- Goal -
Output the entries verbatim, including every line.

──────── Provided data

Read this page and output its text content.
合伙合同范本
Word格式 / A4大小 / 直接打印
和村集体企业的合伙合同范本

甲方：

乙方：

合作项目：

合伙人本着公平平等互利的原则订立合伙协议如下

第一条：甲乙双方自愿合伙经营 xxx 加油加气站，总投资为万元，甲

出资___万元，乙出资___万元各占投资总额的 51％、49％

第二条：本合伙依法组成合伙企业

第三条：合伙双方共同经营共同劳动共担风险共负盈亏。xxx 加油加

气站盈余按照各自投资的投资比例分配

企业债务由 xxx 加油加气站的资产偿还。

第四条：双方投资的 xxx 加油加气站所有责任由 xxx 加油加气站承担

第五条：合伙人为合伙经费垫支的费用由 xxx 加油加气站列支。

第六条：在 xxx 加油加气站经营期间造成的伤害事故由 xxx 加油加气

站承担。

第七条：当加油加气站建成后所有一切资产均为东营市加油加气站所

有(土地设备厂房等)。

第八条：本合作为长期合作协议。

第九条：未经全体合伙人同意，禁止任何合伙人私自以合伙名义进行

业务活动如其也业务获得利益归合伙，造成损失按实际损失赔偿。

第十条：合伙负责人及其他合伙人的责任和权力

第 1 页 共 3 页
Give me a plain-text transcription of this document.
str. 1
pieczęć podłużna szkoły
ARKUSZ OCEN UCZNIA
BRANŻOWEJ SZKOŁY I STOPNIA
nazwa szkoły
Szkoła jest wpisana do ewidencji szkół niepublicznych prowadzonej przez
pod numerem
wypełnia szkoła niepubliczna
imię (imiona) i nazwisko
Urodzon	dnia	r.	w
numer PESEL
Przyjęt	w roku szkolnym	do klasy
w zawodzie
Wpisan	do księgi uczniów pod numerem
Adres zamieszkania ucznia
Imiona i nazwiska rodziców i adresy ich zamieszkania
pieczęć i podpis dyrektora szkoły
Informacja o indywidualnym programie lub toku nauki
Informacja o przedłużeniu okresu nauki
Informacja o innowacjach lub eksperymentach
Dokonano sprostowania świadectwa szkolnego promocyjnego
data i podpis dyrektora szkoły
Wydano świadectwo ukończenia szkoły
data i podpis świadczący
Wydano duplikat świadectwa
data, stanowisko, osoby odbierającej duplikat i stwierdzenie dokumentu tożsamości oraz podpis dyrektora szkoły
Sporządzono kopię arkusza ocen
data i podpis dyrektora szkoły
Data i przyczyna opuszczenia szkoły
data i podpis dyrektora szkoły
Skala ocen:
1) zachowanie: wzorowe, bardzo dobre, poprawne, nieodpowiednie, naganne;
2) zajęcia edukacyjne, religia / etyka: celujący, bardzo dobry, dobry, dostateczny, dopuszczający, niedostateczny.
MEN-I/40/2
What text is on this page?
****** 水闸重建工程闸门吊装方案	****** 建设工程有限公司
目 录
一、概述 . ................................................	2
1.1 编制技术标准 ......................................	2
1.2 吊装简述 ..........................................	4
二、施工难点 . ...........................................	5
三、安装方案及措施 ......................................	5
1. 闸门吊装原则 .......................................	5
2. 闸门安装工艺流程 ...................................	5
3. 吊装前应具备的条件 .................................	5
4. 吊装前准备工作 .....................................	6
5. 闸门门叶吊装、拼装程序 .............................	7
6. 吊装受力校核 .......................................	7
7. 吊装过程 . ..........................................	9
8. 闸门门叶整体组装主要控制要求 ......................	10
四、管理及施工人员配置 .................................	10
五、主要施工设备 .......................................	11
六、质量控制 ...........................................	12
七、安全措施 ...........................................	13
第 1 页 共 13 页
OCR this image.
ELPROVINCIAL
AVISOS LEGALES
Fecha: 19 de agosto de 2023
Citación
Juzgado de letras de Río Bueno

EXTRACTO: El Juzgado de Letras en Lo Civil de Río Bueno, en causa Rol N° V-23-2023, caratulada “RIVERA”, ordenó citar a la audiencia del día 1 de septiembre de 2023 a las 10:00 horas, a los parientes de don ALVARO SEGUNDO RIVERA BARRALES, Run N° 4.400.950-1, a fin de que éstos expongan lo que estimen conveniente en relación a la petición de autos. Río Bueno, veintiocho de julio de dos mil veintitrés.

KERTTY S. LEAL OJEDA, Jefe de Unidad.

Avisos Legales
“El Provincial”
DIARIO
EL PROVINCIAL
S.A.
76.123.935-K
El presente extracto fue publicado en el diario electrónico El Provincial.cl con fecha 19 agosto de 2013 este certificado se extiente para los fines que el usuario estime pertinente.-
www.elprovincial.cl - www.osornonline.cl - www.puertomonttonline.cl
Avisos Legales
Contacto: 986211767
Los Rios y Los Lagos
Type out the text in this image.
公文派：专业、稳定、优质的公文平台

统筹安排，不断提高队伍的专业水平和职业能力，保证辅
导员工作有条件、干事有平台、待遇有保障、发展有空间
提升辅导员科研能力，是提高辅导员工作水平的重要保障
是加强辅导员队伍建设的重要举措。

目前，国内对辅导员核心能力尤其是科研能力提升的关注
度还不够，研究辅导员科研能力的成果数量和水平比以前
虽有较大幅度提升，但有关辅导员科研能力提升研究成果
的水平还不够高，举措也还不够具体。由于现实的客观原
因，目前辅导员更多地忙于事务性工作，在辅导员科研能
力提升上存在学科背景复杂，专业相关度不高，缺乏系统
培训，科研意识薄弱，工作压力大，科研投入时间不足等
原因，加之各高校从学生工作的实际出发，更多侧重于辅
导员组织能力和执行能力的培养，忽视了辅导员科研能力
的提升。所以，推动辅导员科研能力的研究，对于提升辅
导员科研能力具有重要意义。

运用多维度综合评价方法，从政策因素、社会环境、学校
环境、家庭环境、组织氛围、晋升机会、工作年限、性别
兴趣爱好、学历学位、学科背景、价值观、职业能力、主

────────────────

- Expected output -
Read this page and output its text content.
合伙合同范本
Word格式 / A4大小 / 直接打印
和村集体企业的合伙合同范本

甲方：

乙方：

合作项目：

合伙人本着公平平等互利的原则订立合伙协议如下

第一条：甲乙双方自愿合伙经营 xxx 加油加气站，总投资为万元，甲

出资___万元，乙出资___万元各占投资总额的 51％、49％

第二条：本合伙依法组成合伙企业

第三条：合伙双方共同经营共同劳动共担风险共负盈亏。xxx 加油加

气站盈余按照各自投资的投资比例分配

企业债务由 xxx 加油加气站的资产偿还。

第四条：双方投资的 xxx 加油加气站所有责任由 xxx 加油加气站承担

第五条：合伙人为合伙经费垫支的费用由 xxx 加油加气站列支。

第六条：在 xxx 加油加气站经营期间造成的伤害事故由 xxx 加油加气

站承担。

第七条：当加油加气站建成后所有一切资产均为东营市加油加气站所

有(土地设备厂房等)。

第八条：本合作为长期合作协议。

第九条：未经全体合伙人同意，禁止任何合伙人私自以合伙名义进行

业务活动如其也业务获得利益归合伙，造成损失按实际损失赔偿。

第十条：合伙负责人及其他合伙人的责任和权力

第 1 页 共 3 页
Give me a plain-text transcription of this document.
str. 1
pieczęć podłużna szkoły
ARKUSZ OCEN UCZNIA
BRANŻOWEJ SZKOŁY I STOPNIA
nazwa szkoły
Szkoła jest wpisana do ewidencji szkół niepublicznych prowadzonej przez
pod numerem
wypełnia szkoła niepubliczna
imię (imiona) i nazwisko
Urodzon	dnia	r.	w
numer PESEL
Przyjęt	w roku szkolnym	do klasy
w zawodzie
Wpisan	do księgi uczniów pod numerem
Adres zamieszkania ucznia
Imiona i nazwiska rodziców i adresy ich zamieszkania
pieczęć i podpis dyrektora szkoły
Informacja o indywidualnym programie lub toku nauki
Informacja o przedłużeniu okresu nauki
Informacja o innowacjach lub eksperymentach
Dokonano sprostowania świadectwa szkolnego promocyjnego
data i podpis dyrektora szkoły
Wydano świadectwo ukończenia szkoły
data i podpis świadczący
Wydano duplikat świadectwa
data, stanowisko, osoby odbierającej duplikat i stwierdzenie dokumentu tożsamości oraz podpis dyrektora szkoły
Sporządzono kopię arkusza ocen
data i podpis dyrektora szkoły
Data i przyczyna opuszczenia szkoły
data i podpis dyrektora szkoły
Skala ocen:
1) zachowanie: wzorowe, bardzo dobre, poprawne, nieodpowiednie, naganne;
2) zajęcia edukacyjne, religia / etyka: celujący, bardzo dobry, dobry, dostateczny, dopuszczający, niedostateczny.
MEN-I/40/2
What text is on this page?
****** 水闸重建工程闸门吊装方案	****** 建设工程有限公司
目 录
一、概述 . ................................................	2
1.1 编制技术标准 ......................................	2
1.2 吊装简述 ..........................................	4
二、施工难点 . ...........................................	5
三、安装方案及措施 ......................................	5
1. 闸门吊装原则 .......................................	5
2. 闸门安装工艺流程 ...................................	5
3. 吊装前应具备的条件 .................................	5
4. 吊装前准备工作 .....................................	6
5. 闸门门叶吊装、拼装程序 .............................	7
6. 吊装受力校核 .......................................	7
7. 吊装过程 . ..........................................	9
8. 闸门门叶整体组装主要控制要求 ......................	10
四、管理及施工人员配置 .................................	10
五、主要施工设备 .......................................	11
六、质量控制 ...........................................	12
七、安全措施 ...........................................	13
第 1 页 共 13 页
OCR this image.
ELPROVINCIAL
AVISOS LEGALES
Fecha: 19 de agosto de 2023
Citación
Juzgado de letras de Río Bueno

EXTRACTO: El Juzgado de Letras en Lo Civil de Río Bueno, en causa Rol N° V-23-2023, caratulada “RIVERA”, ordenó citar a la audiencia del día 1 de septiembre de 2023 a las 10:00 horas, a los parientes de don ALVARO SEGUNDO RIVERA BARRALES, Run N° 4.400.950-1, a fin de que éstos expongan lo que estimen conveniente en relación a la petición de autos. Río Bueno, veintiocho de julio de dos mil veintitrés.

KERTTY S. LEAL OJEDA, Jefe de Unidad.

Avisos Legales
“El Provincial”
DIARIO
EL PROVINCIAL
S.A.
76.123.935-K
El presente extracto fue publicado en el diario electrónico El Provincial.cl con fecha 19 agosto de 2013 este certificado se extiente para los fines que el usuario estime pertinente.-
www.elprovincial.cl - www.osornonline.cl - www.puertomonttonline.cl
Avisos Legales
Contacto: 986211767
Los Rios y Los Lagos
Type out the text in this image.
公文派：专业、稳定、优质的公文平台

统筹安排，不断提高队伍的专业水平和职业能力，保证辅
导员工作有条件、干事有平台、待遇有保障、发展有空间
提升辅导员科研能力，是提高辅导员工作水平的重要保障
是加强辅导员队伍建设的重要举措。

目前，国内对辅导员核心能力尤其是科研能力提升的关注
度还不够，研究辅导员科研能力的成果数量和水平比以前
虽有较大幅度提升，但有关辅导员科研能力提升研究成果
的水平还不够高，举措也还不够具体。由于现实的客观原
因，目前辅导员更多地忙于事务性工作，在辅导员科研能
力提升上存在学科背景复杂，专业相关度不高，缺乏系统
培训，科研意识薄弱，工作压力大，科研投入时间不足等
原因，加之各高校从学生工作的实际出发，更多侧重于辅
导员组织能力和执行能力的培养，忽视了辅导员科研能力
的提升。所以，推动辅导员科研能力的研究，对于提升辅
导员科研能力具有重要意义。

运用多维度综合评价方法，从政策因素、社会环境、学校
环境、家庭环境、组织氛围、晋升机会、工作年限、性别
兴趣爱好、学历学位、学科背景、价值观、职业能力、主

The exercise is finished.